## [PROBLEM DETAILS]
Please write the listing below out again exactly, leaving every picture behind.

>> START EXERCISE MATERIALS

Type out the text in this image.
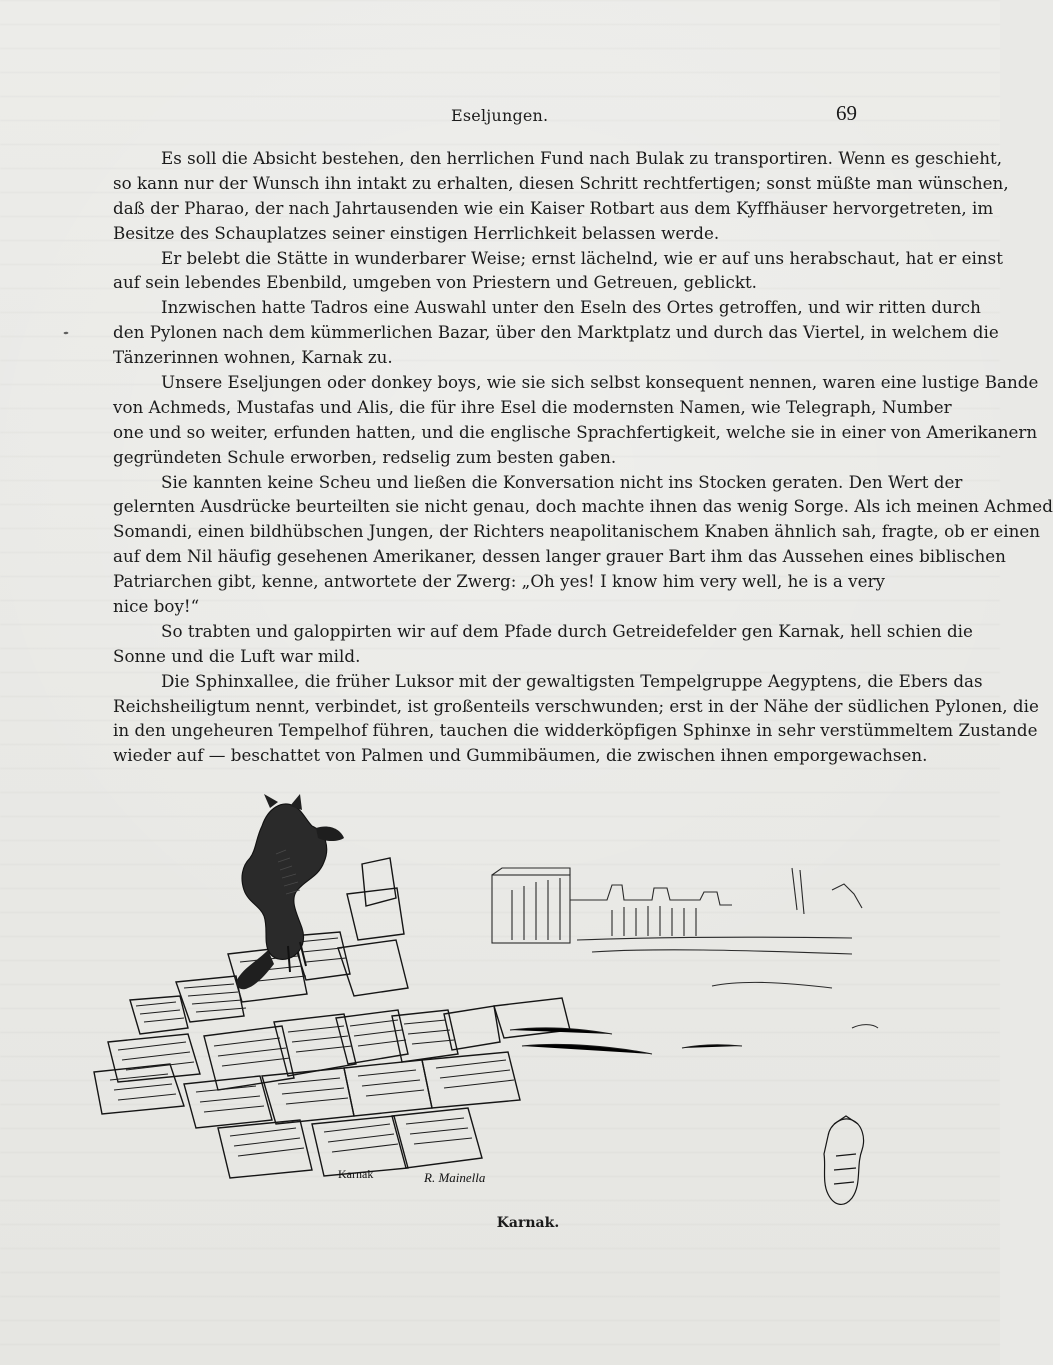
Eseljungen.	69
Es soll die Absicht bestehen, den herrlichen Fund nach Bulak zu transportiren. Wenn es geschieht,
so kann nur der Wunsch ihn intakt zu erhalten, diesen Schritt rechtfertigen; sonst müßte man wünschen,
daß der Pharao, der nach Jahrtausenden wie ein Kaiser Rotbart aus dem Kyffhäuser hervorgetreten, im
Besitze des Schauplatzes seiner einstigen Herrlichkeit belassen werde.
Er belebt die Stätte in wunderbarer Weise; ernst lächelnd, wie er auf uns herabschaut, hat er einst
auf sein lebendes Ebenbild, umgeben von Priestern und Getreuen, geblickt.
Inzwischen hatte Tadros eine Auswahl unter den Eseln des Ortes getroffen, und wir ritten durch
den Pylonen nach dem kümmerlichen Bazar, über den Marktplatz und durch das Viertel, in welchem die
Tänzerinnen wohnen, Karnak zu.
Unsere Eseljungen oder donkey boys, wie sie sich selbst konsequent nennen, waren eine lustige Bande
von Achmeds, Mustafas und Alis, die für ihre Esel die modernsten Namen, wie Telegraph, Number
one und so weiter, erfunden hatten, und die englische Sprachfertigkeit, welche sie in einer von Amerikanern
gegründeten Schule erworben, redselig zum besten gaben.
Sie kannten keine Scheu und ließen die Konversation nicht ins Stocken geraten. Den Wert der
gelernten Ausdrücke beurteilten sie nicht genau, doch machte ihnen das wenig Sorge. Als ich meinen Achmed
Somandi, einen bildhübschen Jungen, der Richters neapolitanischem Knaben ähnlich sah, fragte, ob er einen
auf dem Nil häufig gesehenen Amerikaner, dessen langer grauer Bart ihm das Aussehen eines biblischen
Patriarchen gibt, kenne, antwortete der Zwerg: „Oh yes! I know him very well, he is a very
nice boy!“
So trabten und galoppirten wir auf dem Pfade durch Getreidefelder gen Karnak, hell schien die
Sonne und die Luft war mild.
Die Sphinxallee, die früher Luksor mit der gewaltigsten Tempelgruppe Aegyptens, die Ebers das
Reichsheiligtum nennt, verbindet, ist großenteils verschwunden; erst in der Nähe der südlichen Pylonen, die
in den ungeheuren Tempelhof führen, tauchen die widderköpfigen Sphinxe in sehr verstümmeltem Zustande
wieder auf — beschattet von Palmen und Gummibäumen, die zwischen ihnen emporgewachsen.
Karnak	R. Mainella
Karnak.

>> END EXERCISE MATERIALS

## [ANSWER]
Type out the text in this image.
Eseljungen.	69
Es soll die Absicht bestehen, den herrlichen Fund nach Bulak zu transportiren. Wenn es geschieht,
so kann nur der Wunsch ihn intakt zu erhalten, diesen Schritt rechtfertigen; sonst müßte man wünschen,
daß der Pharao, der nach Jahrtausenden wie ein Kaiser Rotbart aus dem Kyffhäuser hervorgetreten, im
Besitze des Schauplatzes seiner einstigen Herrlichkeit belassen werde.
Er belebt die Stätte in wunderbarer Weise; ernst lächelnd, wie er auf uns herabschaut, hat er einst
auf sein lebendes Ebenbild, umgeben von Priestern und Getreuen, geblickt.
Inzwischen hatte Tadros eine Auswahl unter den Eseln des Ortes getroffen, und wir ritten durch
den Pylonen nach dem kümmerlichen Bazar, über den Marktplatz und durch das Viertel, in welchem die
Tänzerinnen wohnen, Karnak zu.
Unsere Eseljungen oder donkey boys, wie sie sich selbst konsequent nennen, waren eine lustige Bande
von Achmeds, Mustafas und Alis, die für ihre Esel die modernsten Namen, wie Telegraph, Number
one und so weiter, erfunden hatten, und die englische Sprachfertigkeit, welche sie in einer von Amerikanern
gegründeten Schule erworben, redselig zum besten gaben.
Sie kannten keine Scheu und ließen die Konversation nicht ins Stocken geraten. Den Wert der
gelernten Ausdrücke beurteilten sie nicht genau, doch machte ihnen das wenig Sorge. Als ich meinen Achmed
Somandi, einen bildhübschen Jungen, der Richters neapolitanischem Knaben ähnlich sah, fragte, ob er einen
auf dem Nil häufig gesehenen Amerikaner, dessen langer grauer Bart ihm das Aussehen eines biblischen
Patriarchen gibt, kenne, antwortete der Zwerg: „Oh yes! I know him very well, he is a very
nice boy!“
So trabten und galoppirten wir auf dem Pfade durch Getreidefelder gen Karnak, hell schien die
Sonne und die Luft war mild.
Die Sphinxallee, die früher Luksor mit der gewaltigsten Tempelgruppe Aegyptens, die Ebers das
Reichsheiligtum nennt, verbindet, ist großenteils verschwunden; erst in der Nähe der südlichen Pylonen, die
in den ungeheuren Tempelhof führen, tauchen die widderköpfigen Sphinxe in sehr verstümmeltem Zustande
wieder auf — beschattet von Palmen und Gummibäumen, die zwischen ihnen emporgewachsen.
Karnak	R. Mainella
Karnak.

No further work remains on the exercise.